WRITTEN EXERCISE
Continue the piece about seeing Alexander Gorlizki's exhibition at the Crow Collection of Asian Art, starting after its last sentence.

A mix of play and irreverence

All images are by Alexander Gorlizki (born 1967) . They carry no captions or titles.



BN Goswamy

“They (Indian miniatures) were originally intended to be hand-held, to be viewed in the same way as they were painted. Looking at arm’s length I get a sense of the whole, of stories being told. There’s no single vanishing point to get sucked into but rather a plane to linger over with different perspectives and focal points. Moving closer I get lost in the breathtaking detail, going in and out of focus, feeling the eye as a muscle. Some forms dissolve and new shapes, colors and patterns take on a mesmerizing life of their own.”

— Alexander Gorlizki

Whenever one is in the Crow Collection of Asian Art at Dallas — as I was, not more than three weeks back — one knows that one is in a very special, almost precious, place. For one can sense that there is, in the very air of the place, a calm elegance, a rare combination of warmth and curiosity, an openness to receive and to give. Even more: there is always something different to see, something that questions and stimulates at once. This time there was on view, apart from the show of Bireswar Sen’s luminous landscapes that I had helped curate, an exhibition of the challenging works of Alexander Gorlizki, British artist, whose name I was familiar with but whose works I had till now not seen in the flesh.

DATASET ROWS
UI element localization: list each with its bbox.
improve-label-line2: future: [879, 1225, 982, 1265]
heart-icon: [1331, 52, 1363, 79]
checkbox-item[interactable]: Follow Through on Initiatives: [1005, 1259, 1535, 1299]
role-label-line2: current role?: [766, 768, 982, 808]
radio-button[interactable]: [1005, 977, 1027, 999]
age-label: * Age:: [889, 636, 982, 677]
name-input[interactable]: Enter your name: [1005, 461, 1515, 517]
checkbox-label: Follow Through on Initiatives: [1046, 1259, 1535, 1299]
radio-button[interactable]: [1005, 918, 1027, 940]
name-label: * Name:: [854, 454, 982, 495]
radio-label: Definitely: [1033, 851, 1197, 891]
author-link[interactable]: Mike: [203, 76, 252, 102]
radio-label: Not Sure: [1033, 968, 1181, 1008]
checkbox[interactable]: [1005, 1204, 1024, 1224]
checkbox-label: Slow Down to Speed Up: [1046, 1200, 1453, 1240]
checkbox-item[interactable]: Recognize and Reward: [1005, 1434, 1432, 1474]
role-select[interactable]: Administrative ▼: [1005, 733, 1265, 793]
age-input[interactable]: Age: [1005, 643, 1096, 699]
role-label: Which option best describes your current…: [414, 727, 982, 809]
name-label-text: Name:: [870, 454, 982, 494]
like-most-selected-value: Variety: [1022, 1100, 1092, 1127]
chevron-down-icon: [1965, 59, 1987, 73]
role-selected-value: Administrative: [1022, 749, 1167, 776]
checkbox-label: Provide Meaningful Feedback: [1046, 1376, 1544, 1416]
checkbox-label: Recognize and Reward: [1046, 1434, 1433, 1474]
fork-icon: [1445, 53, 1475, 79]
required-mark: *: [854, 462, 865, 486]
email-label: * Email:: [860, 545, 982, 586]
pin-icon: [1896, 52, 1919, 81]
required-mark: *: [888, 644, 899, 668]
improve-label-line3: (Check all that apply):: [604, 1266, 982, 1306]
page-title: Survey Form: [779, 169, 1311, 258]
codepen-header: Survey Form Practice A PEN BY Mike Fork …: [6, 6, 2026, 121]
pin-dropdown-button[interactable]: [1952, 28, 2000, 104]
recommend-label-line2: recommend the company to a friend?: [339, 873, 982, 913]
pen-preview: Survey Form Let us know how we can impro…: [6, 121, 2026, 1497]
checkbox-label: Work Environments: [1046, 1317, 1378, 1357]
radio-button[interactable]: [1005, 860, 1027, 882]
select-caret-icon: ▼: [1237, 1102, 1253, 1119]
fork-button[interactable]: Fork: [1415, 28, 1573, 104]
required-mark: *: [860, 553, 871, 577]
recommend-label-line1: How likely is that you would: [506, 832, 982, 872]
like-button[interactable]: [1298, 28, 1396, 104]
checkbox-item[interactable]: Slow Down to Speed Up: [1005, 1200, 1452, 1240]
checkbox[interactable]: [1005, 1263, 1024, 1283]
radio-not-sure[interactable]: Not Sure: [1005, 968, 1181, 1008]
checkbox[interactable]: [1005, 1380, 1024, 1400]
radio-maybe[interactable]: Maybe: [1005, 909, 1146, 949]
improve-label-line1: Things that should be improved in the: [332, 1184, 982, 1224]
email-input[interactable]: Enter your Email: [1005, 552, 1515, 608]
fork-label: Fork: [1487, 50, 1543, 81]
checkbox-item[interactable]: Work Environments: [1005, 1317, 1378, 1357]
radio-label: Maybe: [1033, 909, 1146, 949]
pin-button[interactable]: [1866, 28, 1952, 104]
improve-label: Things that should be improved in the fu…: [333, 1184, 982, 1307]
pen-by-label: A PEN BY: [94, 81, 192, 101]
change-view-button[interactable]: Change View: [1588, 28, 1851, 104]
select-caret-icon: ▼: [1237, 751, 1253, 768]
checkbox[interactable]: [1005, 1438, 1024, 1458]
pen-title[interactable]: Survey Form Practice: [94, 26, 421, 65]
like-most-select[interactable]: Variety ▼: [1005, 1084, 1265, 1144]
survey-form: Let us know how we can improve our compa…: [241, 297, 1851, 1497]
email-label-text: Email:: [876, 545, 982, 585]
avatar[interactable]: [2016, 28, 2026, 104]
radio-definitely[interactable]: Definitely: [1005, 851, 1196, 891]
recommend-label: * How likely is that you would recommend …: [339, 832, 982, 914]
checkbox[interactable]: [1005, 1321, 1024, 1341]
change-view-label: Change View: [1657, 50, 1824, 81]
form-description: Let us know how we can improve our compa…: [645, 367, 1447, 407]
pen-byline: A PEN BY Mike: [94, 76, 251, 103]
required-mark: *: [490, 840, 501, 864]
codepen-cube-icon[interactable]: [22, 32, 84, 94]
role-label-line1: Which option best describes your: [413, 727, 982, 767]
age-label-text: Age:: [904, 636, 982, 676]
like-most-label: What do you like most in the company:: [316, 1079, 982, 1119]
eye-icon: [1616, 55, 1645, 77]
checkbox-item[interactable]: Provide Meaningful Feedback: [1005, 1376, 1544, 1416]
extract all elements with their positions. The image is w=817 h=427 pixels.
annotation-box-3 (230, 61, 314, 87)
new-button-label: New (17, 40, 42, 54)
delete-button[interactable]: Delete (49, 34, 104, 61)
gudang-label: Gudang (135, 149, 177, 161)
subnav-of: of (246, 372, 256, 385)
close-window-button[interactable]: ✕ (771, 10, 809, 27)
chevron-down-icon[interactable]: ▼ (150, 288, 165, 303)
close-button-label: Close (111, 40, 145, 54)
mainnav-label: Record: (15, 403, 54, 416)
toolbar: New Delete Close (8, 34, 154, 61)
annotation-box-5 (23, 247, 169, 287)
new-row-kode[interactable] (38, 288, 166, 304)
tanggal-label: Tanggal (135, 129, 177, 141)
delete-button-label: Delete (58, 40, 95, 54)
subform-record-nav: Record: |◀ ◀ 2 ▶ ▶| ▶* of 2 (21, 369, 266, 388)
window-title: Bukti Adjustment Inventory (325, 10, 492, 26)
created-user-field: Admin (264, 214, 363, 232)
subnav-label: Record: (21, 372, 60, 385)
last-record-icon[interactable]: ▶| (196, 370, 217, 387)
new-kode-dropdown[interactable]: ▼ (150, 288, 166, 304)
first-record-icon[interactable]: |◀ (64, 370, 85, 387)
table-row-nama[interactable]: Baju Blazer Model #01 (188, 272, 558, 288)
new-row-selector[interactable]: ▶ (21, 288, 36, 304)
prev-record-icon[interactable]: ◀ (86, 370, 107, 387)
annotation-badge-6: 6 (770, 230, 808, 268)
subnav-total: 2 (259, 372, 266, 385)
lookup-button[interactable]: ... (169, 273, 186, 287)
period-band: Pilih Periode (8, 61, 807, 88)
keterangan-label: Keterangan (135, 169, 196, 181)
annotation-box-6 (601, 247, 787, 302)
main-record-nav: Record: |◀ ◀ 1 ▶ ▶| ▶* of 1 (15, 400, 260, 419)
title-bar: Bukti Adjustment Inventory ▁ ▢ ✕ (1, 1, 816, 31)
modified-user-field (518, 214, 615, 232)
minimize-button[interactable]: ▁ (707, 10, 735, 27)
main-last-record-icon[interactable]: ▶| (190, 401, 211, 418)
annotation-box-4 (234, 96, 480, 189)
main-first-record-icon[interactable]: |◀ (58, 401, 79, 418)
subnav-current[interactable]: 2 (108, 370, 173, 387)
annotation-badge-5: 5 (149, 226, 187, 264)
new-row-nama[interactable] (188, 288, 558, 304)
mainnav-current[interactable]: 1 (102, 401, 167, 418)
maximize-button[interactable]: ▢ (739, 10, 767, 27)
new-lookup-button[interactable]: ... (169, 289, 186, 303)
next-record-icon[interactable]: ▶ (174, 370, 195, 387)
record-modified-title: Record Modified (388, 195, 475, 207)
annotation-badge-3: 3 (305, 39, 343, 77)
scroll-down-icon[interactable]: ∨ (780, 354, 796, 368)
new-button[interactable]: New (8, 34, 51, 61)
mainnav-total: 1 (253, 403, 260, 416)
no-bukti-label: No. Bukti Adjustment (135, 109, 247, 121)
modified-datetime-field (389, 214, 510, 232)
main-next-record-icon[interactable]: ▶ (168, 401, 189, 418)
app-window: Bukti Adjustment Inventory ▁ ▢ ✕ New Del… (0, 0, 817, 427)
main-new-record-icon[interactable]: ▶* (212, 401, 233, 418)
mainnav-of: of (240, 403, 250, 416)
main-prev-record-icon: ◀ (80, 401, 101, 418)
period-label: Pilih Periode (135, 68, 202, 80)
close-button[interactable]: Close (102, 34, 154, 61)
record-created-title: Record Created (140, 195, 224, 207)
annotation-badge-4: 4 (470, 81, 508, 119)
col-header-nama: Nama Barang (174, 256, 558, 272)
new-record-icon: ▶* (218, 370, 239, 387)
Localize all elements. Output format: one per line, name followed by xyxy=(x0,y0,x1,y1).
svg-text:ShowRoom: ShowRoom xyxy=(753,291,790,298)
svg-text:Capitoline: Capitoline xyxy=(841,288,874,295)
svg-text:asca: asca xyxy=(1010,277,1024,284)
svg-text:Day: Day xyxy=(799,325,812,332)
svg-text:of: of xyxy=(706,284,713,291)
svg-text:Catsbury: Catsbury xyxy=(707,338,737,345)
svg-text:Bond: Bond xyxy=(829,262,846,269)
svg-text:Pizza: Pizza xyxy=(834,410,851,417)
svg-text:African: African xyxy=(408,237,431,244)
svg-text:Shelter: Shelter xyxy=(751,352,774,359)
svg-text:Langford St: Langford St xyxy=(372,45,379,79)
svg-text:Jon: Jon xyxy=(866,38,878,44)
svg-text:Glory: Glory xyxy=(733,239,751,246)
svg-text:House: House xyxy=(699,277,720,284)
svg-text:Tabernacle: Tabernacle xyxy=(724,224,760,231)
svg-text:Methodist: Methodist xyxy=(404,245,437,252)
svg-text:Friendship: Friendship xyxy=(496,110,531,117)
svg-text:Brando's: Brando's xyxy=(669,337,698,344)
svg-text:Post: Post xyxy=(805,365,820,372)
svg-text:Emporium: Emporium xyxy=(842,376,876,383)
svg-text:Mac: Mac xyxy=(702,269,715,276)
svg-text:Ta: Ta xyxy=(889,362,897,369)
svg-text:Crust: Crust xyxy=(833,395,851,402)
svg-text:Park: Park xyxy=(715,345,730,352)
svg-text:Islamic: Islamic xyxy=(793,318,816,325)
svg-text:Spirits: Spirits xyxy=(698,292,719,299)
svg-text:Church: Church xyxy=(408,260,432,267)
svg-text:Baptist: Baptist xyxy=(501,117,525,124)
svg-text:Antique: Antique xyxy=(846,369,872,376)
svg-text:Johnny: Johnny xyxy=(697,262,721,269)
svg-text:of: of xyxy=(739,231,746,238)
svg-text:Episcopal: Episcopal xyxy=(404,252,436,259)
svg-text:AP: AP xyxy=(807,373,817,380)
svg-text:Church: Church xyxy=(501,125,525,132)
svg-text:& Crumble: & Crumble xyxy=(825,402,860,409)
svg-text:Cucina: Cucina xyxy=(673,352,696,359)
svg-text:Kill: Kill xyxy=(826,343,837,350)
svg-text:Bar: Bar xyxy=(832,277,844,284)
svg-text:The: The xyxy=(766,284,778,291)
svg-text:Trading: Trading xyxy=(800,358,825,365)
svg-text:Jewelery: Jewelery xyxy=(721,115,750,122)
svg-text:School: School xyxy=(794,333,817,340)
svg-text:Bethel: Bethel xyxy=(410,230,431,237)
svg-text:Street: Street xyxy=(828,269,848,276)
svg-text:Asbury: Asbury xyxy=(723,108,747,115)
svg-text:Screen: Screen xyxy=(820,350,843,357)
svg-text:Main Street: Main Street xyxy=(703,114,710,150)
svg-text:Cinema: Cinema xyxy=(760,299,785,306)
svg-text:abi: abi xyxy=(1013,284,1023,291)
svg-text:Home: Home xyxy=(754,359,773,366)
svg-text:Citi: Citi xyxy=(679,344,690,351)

ANSWER FOR THE TASK
Gorlizki is one of those artists who belong, in respect of art, to one culture but convert, as it were, to another, with supreme ease. Born in London and trained at the Slade School of Art, he migrated, and now lives more or less in two very different places: Brooklyn and Jaipur. Jaipur however looms very large in his work, for that is where, like a few other ‘outsiders’, he succumbed to the charm of traditional Indian miniatures. What they mean and do to him he has said in his own words that I have cited above. The refinement, the rhythms, the exquisite attention to detail found in them, he appears unable to resist. But clearly he is no copyist: he ploughs images, motifs, patterns, the sense of design into his own work, bringing into being a world that bears emphatically his own imprint. Long years ago, in the 16th century in fact, the great chronicler at the court of the emperor Akbar, Abu’l Fazl, spoke of something like ‘dakhl’ poetry — the Persian word dakhl means ‘entry’, ‘intrusion’ — in which a poet would take a line or a phrase from the work of another poet and turn it around, sometimes completely transform it, by adding, editing, excising, moulding, changing the context, with his own words. Great charm, as Abu’l Fazl said, would sometimes result from this, the amended verse eliciting more praise than the original. In a manner of speaking, Gorlizki is in the business of ‘dakhl’.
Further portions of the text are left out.